**Your objective**
Write out each line that follows exactly as it stands, without the pictures.

**Input rows**
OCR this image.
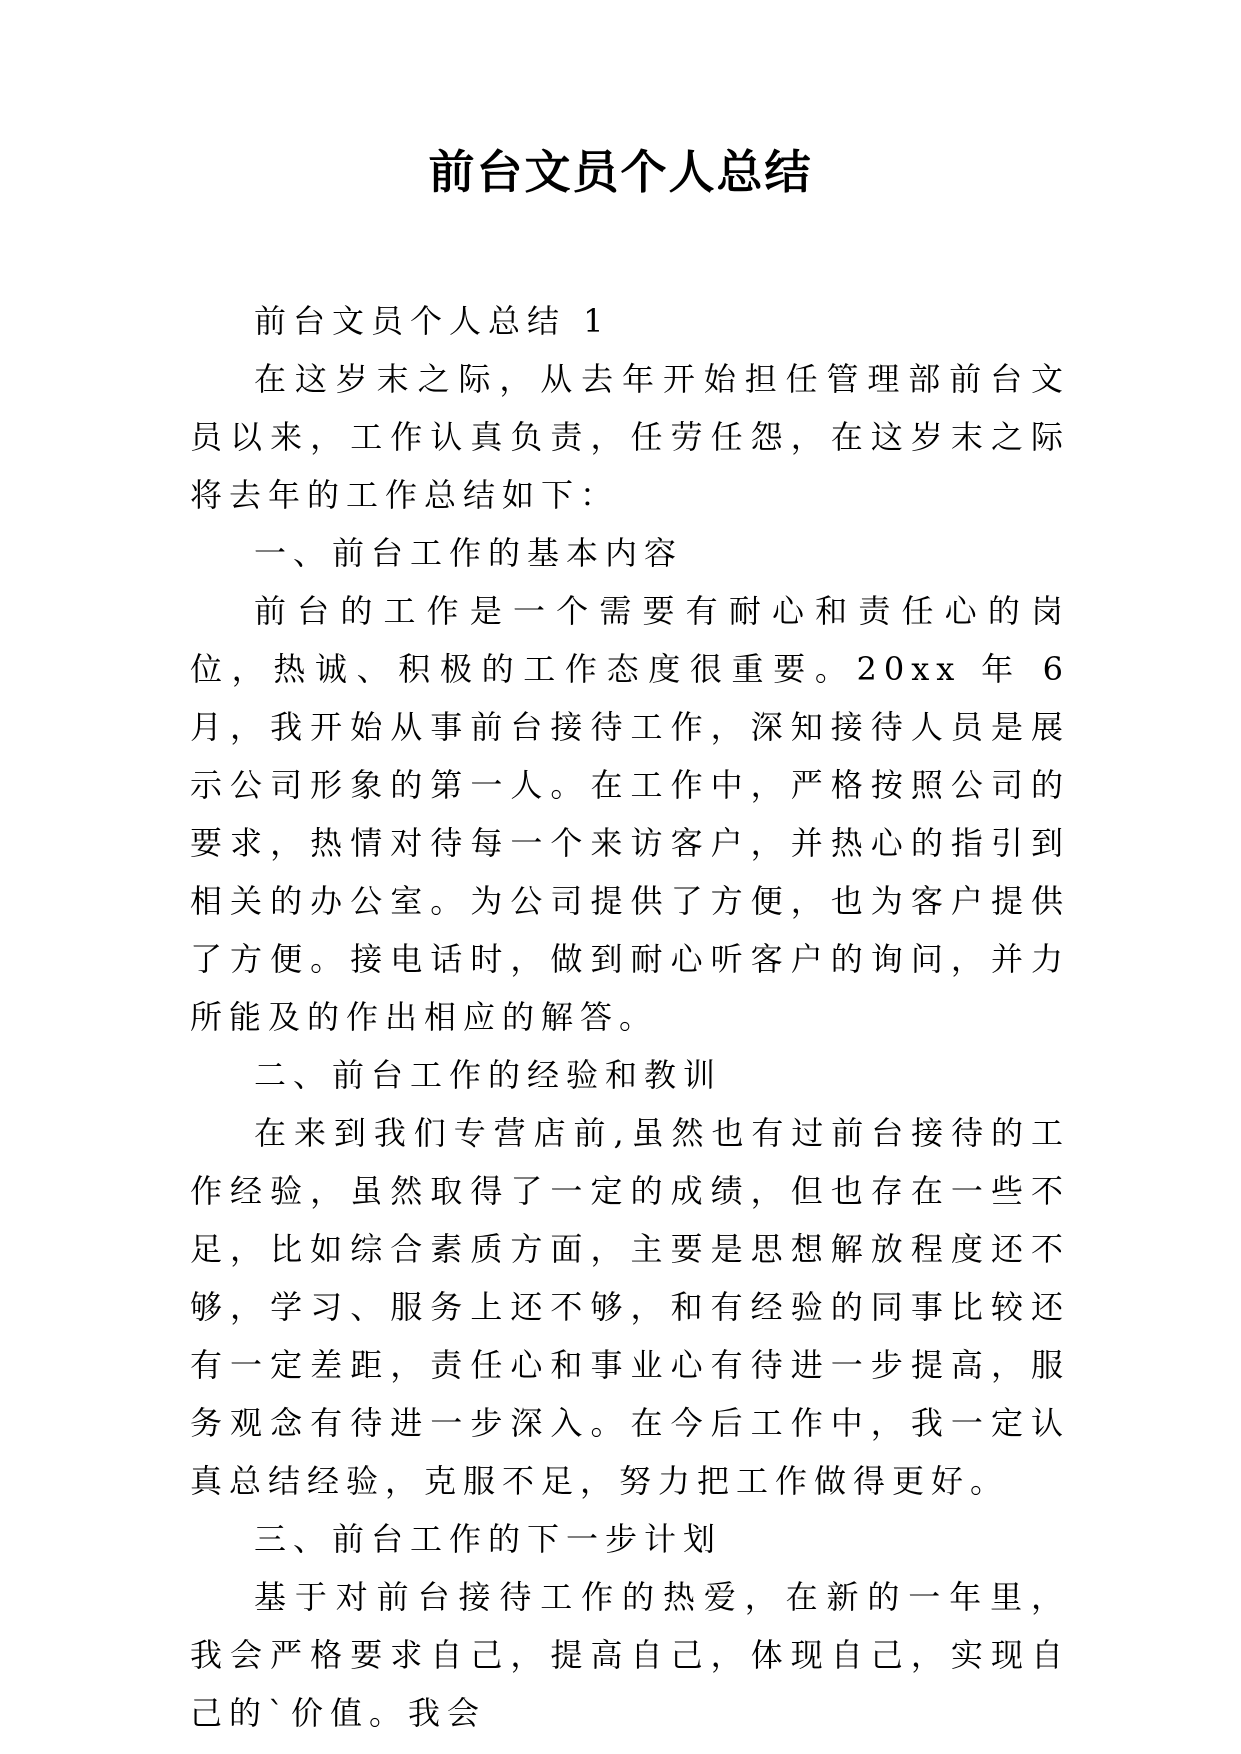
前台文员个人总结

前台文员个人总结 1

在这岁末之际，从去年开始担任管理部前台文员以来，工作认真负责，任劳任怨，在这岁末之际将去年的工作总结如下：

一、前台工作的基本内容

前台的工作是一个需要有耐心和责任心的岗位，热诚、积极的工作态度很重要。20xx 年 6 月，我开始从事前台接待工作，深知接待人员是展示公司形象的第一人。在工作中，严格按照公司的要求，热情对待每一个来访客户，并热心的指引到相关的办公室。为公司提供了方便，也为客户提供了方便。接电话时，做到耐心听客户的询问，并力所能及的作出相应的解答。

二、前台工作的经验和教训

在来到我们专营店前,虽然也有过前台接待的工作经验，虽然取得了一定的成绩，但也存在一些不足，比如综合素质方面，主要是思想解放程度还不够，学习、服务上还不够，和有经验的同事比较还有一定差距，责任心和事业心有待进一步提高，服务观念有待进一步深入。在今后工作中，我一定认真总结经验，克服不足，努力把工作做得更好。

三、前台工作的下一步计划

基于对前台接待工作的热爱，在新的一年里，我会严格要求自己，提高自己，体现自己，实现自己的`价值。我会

**Exercise answer**
OCR this image.
前台文员个人总结

前台文员个人总结 1

在这岁末之际，从去年开始担任管理部前台文员以来，工作认真负责，任劳任怨，在这岁末之际将去年的工作总结如下：

一、前台工作的基本内容

前台的工作是一个需要有耐心和责任心的岗位，热诚、积极的工作态度很重要。20xx 年 6 月，我开始从事前台接待工作，深知接待人员是展示公司形象的第一人。在工作中，严格按照公司的要求，热情对待每一个来访客户，并热心的指引到相关的办公室。为公司提供了方便，也为客户提供了方便。接电话时，做到耐心听客户的询问，并力所能及的作出相应的解答。

二、前台工作的经验和教训

在来到我们专营店前,虽然也有过前台接待的工作经验，虽然取得了一定的成绩，但也存在一些不足，比如综合素质方面，主要是思想解放程度还不够，学习、服务上还不够，和有经验的同事比较还有一定差距，责任心和事业心有待进一步提高，服务观念有待进一步深入。在今后工作中，我一定认真总结经验，克服不足，努力把工作做得更好。

三、前台工作的下一步计划

基于对前台接待工作的热爱，在新的一年里，我会严格要求自己，提高自己，体现自己，实现自己的`价值。我会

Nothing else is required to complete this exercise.